◆ Problem to work on ◆
Pull out each line of the records holding the string "label".

◆ Dataset entries ◆

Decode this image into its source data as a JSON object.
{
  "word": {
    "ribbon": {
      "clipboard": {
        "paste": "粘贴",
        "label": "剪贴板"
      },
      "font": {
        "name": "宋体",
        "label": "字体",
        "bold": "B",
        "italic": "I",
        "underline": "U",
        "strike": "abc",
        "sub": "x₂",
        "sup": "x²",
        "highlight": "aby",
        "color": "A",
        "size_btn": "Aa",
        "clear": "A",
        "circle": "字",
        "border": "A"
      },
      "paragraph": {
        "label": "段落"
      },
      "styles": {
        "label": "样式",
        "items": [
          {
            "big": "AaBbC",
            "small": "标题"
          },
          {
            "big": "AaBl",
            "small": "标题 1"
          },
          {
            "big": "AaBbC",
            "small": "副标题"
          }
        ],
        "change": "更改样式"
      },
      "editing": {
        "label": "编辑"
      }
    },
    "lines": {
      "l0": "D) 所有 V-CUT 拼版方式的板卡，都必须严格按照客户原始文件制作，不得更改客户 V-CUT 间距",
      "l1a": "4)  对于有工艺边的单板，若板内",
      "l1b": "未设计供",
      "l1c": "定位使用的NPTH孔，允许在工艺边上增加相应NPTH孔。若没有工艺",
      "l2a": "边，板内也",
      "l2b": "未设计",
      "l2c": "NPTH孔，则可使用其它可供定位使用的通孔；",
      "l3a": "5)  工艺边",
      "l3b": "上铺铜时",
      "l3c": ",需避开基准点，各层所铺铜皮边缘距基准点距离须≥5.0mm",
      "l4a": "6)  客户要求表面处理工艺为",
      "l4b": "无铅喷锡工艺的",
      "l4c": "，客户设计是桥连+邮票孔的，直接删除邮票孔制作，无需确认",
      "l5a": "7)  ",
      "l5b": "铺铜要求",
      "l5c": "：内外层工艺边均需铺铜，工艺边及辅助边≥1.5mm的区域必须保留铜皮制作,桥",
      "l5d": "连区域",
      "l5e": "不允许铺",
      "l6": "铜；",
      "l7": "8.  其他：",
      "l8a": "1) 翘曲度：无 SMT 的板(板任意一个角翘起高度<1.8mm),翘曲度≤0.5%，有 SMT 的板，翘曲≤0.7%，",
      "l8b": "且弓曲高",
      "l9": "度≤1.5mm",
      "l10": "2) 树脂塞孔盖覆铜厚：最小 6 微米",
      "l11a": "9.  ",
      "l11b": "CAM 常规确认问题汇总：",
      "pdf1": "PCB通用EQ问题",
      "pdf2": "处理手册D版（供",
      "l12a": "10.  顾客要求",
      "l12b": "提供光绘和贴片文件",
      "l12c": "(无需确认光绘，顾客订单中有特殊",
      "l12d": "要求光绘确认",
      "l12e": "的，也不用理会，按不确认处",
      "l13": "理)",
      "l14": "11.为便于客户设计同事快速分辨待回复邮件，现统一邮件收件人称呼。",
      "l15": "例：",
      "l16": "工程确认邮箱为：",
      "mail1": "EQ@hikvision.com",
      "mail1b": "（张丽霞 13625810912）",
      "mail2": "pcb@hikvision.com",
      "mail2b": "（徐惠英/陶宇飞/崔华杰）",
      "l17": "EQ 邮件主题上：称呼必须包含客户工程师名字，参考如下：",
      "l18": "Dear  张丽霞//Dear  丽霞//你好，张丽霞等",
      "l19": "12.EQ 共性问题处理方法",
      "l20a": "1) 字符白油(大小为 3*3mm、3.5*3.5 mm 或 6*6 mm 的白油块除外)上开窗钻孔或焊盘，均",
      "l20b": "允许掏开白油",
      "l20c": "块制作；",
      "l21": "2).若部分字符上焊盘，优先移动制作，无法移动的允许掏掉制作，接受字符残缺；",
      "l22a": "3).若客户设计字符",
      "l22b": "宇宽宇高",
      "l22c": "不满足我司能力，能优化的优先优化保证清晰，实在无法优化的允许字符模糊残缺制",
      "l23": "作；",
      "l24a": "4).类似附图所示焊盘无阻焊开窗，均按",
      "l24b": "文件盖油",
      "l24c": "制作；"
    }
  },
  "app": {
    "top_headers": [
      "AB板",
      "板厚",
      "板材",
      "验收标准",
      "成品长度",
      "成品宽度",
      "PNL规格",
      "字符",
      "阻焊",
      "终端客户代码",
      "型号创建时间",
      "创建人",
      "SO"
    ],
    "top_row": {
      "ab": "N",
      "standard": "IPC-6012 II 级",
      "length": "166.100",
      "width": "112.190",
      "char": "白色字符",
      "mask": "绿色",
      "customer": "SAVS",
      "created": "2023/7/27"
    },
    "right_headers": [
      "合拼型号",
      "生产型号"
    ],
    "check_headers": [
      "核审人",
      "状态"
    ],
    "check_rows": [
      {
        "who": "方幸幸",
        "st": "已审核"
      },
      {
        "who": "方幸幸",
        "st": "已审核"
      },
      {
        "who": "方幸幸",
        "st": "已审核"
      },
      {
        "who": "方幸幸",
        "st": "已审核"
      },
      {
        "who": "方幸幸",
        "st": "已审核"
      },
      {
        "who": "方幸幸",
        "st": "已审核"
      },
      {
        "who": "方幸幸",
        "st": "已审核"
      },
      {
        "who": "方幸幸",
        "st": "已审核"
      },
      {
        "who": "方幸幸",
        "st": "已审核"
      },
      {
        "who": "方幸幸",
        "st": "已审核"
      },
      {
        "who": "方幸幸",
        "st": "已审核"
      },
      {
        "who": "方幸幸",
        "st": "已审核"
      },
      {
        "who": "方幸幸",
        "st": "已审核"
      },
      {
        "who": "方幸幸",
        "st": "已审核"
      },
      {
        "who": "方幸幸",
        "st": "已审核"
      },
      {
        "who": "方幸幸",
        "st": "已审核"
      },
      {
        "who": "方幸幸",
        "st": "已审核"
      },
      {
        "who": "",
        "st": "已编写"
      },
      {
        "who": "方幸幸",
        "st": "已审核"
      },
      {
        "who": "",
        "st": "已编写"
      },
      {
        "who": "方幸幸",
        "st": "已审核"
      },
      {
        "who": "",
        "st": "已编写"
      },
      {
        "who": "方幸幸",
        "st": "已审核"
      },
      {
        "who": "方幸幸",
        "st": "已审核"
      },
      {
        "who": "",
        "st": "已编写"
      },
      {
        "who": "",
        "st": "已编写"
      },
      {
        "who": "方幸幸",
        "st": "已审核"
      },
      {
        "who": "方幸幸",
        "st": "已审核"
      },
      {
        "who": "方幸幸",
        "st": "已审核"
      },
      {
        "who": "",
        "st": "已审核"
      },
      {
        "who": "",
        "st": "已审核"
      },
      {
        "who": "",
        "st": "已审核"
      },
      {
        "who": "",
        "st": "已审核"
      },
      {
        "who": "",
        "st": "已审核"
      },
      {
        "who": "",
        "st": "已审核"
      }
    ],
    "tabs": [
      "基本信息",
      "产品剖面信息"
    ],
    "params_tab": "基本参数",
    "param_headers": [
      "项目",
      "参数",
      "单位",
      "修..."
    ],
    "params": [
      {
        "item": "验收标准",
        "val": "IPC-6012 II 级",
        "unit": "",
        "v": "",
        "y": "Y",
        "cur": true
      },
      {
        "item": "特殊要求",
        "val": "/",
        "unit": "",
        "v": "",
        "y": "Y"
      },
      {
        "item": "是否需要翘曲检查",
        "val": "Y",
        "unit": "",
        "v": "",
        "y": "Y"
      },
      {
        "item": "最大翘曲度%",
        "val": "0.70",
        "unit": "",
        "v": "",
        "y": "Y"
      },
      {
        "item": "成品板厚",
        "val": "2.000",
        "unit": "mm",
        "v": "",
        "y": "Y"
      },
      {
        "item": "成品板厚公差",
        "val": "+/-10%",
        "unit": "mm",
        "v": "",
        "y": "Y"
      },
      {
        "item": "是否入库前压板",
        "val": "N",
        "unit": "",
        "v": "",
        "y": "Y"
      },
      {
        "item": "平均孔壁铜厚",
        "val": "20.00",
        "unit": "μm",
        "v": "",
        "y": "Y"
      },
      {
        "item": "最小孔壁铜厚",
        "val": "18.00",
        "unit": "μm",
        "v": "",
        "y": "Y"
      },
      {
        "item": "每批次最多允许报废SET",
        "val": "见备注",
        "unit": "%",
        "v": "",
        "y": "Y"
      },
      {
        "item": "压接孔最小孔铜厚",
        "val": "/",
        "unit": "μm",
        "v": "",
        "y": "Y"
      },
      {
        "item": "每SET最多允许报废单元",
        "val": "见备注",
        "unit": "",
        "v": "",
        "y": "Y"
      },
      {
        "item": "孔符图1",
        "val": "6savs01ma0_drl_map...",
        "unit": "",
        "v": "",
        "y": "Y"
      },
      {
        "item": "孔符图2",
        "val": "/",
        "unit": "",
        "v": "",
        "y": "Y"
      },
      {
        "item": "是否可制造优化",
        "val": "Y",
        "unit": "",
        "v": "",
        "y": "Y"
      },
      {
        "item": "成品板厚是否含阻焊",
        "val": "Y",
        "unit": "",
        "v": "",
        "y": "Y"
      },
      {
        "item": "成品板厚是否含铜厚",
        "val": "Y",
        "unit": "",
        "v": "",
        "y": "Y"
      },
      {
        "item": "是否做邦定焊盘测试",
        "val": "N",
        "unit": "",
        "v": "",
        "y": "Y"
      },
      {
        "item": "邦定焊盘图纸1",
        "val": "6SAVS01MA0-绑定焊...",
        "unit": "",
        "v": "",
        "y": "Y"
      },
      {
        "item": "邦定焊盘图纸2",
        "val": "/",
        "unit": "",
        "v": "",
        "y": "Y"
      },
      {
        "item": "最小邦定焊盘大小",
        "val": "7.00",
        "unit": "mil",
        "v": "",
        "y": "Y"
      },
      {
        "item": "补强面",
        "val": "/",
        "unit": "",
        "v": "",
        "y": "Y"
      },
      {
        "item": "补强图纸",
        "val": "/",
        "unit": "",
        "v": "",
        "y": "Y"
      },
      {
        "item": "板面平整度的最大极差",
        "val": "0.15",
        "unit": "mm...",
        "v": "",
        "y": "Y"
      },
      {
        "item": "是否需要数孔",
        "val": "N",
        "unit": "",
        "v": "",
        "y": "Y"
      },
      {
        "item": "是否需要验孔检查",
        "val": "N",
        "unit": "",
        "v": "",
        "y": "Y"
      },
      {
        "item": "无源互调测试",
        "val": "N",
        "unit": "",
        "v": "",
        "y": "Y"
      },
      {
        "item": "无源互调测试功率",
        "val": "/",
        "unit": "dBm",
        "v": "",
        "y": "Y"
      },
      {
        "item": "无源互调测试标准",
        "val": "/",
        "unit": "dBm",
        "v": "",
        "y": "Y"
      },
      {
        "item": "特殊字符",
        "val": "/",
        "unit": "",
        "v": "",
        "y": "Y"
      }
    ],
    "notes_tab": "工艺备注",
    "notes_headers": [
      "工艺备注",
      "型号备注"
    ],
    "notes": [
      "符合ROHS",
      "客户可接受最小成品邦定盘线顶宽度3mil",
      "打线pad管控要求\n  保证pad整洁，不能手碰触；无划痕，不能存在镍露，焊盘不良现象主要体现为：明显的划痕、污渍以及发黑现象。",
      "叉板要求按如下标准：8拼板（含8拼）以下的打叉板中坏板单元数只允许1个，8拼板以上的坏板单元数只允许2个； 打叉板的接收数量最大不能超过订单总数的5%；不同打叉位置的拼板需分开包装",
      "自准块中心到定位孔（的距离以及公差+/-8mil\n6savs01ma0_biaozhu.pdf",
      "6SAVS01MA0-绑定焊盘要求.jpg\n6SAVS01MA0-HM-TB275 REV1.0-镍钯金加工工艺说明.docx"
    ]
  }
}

◆ Written solution ◆
        "label": "剪贴板"
        "label": "字体",
        "label": "段落"
        "label": "样式",
        "label": "编辑"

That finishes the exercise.